_REQUIRED WORK_
Check every line for the word "aprofundint" and state how many lines have it. Reply with the number alone.

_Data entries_
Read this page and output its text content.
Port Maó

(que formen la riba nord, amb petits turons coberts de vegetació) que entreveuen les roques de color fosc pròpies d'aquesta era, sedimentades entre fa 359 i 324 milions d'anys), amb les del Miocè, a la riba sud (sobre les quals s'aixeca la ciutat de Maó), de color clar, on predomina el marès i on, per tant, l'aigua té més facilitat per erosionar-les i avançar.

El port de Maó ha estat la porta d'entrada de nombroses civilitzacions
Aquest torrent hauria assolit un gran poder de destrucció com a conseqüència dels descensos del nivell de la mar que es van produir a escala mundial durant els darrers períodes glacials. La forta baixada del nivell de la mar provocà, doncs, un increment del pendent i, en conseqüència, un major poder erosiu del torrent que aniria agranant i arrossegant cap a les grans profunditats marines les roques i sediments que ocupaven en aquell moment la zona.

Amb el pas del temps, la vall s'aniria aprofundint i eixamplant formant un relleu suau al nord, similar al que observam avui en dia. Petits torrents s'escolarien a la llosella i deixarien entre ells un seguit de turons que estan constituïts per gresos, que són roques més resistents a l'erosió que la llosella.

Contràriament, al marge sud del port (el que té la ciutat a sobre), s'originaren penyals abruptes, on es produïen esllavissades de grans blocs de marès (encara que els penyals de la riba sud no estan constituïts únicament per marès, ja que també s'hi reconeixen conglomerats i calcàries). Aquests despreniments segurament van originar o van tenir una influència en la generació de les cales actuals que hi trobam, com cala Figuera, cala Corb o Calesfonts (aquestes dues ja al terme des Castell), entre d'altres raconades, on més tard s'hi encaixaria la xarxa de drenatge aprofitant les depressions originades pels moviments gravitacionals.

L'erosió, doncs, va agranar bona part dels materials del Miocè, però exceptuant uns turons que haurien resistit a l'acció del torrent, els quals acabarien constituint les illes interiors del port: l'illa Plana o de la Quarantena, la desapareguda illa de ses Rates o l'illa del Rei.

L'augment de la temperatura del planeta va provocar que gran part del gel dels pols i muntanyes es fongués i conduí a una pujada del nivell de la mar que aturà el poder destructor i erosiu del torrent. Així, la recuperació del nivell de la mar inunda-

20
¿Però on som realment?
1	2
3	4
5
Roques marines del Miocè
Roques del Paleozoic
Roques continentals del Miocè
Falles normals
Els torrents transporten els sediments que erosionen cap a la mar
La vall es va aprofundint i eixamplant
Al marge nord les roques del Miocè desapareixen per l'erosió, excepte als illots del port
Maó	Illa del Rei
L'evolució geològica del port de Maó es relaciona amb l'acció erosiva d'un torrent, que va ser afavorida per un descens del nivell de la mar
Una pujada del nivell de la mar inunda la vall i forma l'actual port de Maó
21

_OUTPUT_
2